::: DATASET ENTRIES

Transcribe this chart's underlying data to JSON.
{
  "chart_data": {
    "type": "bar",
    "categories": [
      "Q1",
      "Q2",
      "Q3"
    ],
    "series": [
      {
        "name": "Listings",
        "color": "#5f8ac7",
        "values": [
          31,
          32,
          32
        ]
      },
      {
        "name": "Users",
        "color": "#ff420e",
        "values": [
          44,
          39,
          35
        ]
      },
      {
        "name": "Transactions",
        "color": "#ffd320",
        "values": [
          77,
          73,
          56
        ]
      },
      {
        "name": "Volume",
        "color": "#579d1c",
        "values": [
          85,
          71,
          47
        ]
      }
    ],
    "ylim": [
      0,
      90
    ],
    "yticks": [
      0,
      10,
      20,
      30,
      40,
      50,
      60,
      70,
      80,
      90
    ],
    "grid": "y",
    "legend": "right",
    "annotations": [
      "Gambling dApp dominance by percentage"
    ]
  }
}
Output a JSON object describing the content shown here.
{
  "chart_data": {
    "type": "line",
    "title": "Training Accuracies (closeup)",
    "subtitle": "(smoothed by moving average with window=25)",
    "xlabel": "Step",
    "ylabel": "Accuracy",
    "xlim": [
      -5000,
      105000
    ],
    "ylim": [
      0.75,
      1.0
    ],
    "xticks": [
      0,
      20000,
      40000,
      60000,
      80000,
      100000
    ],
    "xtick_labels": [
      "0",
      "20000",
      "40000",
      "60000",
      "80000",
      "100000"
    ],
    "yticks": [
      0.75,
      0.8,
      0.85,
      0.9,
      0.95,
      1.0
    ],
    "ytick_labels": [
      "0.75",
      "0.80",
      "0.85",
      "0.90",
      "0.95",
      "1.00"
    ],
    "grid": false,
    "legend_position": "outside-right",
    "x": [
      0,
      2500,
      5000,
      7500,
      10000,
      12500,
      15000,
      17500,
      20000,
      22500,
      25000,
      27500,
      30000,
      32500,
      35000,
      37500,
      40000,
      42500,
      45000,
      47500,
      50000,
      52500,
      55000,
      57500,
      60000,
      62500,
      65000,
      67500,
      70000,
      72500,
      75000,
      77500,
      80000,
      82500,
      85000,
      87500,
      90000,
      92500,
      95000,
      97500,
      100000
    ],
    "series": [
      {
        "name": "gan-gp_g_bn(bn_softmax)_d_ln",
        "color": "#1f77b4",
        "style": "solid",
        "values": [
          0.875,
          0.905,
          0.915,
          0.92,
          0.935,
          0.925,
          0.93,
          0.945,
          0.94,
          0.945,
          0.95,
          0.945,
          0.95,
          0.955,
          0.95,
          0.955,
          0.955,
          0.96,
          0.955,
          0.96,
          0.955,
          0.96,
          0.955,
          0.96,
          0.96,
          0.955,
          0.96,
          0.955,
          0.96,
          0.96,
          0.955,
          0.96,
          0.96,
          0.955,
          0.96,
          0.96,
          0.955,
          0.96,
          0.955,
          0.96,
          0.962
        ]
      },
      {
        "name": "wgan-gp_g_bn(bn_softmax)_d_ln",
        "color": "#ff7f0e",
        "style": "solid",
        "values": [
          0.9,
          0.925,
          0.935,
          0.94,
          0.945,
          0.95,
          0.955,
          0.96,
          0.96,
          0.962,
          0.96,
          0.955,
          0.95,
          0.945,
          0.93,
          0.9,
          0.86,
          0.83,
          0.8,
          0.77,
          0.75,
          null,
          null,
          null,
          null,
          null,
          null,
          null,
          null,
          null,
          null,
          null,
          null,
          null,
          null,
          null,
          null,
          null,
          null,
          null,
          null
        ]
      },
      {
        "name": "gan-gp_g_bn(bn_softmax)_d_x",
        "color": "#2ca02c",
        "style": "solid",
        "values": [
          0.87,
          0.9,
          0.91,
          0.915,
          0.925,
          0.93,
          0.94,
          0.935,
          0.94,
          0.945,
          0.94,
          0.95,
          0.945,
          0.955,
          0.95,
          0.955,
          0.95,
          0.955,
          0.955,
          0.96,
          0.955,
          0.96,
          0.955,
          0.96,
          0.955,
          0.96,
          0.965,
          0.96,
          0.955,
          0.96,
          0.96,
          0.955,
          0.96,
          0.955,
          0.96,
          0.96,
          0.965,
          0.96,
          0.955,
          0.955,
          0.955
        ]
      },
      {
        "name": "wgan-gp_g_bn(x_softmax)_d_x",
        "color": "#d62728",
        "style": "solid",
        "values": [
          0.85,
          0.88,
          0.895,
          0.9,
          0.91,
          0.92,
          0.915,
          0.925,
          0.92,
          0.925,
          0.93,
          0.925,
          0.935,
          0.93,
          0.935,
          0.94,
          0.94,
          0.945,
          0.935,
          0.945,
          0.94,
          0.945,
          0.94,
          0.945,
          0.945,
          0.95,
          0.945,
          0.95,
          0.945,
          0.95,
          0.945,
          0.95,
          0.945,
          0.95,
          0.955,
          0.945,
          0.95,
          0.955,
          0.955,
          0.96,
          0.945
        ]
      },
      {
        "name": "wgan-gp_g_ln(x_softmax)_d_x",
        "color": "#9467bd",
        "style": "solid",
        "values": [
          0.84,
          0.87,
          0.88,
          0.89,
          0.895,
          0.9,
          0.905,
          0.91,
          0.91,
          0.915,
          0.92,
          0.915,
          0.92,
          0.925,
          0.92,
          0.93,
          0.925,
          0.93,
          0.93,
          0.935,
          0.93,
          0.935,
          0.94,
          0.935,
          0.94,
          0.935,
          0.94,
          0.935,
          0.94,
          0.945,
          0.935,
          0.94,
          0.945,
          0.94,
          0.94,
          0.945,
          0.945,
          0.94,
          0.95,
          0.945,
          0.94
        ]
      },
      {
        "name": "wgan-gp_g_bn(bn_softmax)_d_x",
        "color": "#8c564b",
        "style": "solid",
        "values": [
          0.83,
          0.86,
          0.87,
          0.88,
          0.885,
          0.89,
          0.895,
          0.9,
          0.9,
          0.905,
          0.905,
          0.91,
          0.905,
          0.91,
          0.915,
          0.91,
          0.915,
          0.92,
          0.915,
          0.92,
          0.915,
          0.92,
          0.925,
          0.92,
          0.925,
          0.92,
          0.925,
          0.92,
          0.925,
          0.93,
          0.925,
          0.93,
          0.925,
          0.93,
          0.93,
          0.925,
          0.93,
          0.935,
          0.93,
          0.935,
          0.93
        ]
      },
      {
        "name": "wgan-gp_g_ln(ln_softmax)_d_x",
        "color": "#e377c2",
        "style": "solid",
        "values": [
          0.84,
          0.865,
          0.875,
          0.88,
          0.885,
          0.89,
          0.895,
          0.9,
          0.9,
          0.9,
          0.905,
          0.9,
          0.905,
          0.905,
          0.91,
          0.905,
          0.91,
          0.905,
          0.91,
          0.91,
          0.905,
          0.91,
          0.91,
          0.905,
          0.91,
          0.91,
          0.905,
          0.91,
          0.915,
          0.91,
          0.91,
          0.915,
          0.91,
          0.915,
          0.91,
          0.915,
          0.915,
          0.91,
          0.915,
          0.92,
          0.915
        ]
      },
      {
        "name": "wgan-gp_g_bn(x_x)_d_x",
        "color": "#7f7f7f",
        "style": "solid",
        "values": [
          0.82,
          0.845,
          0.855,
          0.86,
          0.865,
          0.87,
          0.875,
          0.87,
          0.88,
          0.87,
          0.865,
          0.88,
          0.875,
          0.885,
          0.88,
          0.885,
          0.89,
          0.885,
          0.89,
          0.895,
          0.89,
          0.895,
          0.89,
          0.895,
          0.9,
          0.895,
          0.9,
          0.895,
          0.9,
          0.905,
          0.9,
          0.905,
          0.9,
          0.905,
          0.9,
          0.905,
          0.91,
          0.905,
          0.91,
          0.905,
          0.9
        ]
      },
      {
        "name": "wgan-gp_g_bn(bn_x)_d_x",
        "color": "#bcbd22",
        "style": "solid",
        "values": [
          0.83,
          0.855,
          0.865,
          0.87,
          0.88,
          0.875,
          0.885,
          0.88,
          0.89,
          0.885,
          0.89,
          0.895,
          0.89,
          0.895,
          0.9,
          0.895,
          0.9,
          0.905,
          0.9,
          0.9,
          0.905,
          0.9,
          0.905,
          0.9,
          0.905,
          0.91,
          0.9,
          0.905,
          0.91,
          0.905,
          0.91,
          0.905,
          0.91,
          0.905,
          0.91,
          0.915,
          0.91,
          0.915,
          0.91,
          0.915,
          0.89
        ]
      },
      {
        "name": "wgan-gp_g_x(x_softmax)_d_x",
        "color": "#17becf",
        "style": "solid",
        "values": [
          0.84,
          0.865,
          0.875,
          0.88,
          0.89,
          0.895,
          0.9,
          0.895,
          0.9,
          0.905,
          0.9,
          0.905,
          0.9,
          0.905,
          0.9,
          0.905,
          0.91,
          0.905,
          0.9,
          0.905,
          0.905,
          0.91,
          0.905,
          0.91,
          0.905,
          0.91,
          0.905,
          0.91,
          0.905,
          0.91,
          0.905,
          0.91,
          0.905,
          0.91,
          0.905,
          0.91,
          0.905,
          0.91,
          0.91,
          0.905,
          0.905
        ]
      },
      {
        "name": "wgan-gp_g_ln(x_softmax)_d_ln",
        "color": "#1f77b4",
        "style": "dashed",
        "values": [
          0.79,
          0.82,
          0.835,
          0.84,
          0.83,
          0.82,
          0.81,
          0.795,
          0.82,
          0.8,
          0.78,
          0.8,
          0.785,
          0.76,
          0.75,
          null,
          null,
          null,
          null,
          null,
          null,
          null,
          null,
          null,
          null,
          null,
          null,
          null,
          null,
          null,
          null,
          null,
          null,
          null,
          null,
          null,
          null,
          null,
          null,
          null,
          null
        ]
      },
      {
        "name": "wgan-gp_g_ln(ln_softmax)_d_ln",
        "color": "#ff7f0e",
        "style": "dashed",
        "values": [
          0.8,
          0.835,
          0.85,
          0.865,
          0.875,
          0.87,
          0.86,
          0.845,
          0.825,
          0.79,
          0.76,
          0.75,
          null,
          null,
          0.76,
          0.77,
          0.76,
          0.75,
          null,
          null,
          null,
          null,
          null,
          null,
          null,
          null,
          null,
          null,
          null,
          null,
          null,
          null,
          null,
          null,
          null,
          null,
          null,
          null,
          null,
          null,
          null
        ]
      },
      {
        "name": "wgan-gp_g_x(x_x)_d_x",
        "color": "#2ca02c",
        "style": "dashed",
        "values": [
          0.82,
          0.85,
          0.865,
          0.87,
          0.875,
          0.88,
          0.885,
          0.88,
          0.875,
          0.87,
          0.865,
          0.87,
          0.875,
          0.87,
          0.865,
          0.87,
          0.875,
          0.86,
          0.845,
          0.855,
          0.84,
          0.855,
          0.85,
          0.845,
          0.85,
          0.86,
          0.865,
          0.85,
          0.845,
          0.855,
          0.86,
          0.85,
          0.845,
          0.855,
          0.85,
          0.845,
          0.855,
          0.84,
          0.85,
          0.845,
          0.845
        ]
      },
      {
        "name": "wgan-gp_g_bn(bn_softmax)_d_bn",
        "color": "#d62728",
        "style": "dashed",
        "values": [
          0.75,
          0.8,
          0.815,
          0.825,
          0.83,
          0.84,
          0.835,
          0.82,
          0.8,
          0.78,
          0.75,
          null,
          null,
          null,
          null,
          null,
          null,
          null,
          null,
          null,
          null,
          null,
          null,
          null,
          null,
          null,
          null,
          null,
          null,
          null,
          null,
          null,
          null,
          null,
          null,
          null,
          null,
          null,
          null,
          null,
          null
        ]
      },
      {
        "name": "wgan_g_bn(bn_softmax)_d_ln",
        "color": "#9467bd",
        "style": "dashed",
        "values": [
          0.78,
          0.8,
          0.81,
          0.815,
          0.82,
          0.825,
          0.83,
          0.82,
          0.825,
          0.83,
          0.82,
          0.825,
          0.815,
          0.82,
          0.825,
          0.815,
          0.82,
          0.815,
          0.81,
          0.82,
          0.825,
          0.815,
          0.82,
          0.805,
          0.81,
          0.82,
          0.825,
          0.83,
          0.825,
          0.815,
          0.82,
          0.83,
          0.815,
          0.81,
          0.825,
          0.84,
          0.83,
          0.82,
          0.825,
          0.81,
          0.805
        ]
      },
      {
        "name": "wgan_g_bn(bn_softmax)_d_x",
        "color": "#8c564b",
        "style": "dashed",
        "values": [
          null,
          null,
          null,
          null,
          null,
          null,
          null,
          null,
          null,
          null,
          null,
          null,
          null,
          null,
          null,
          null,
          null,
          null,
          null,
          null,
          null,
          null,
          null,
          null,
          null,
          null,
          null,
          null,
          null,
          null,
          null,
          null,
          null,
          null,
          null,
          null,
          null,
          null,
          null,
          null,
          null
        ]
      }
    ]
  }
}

::::::

On how many lines does the word "JSON" appear? Answer with only the number.

2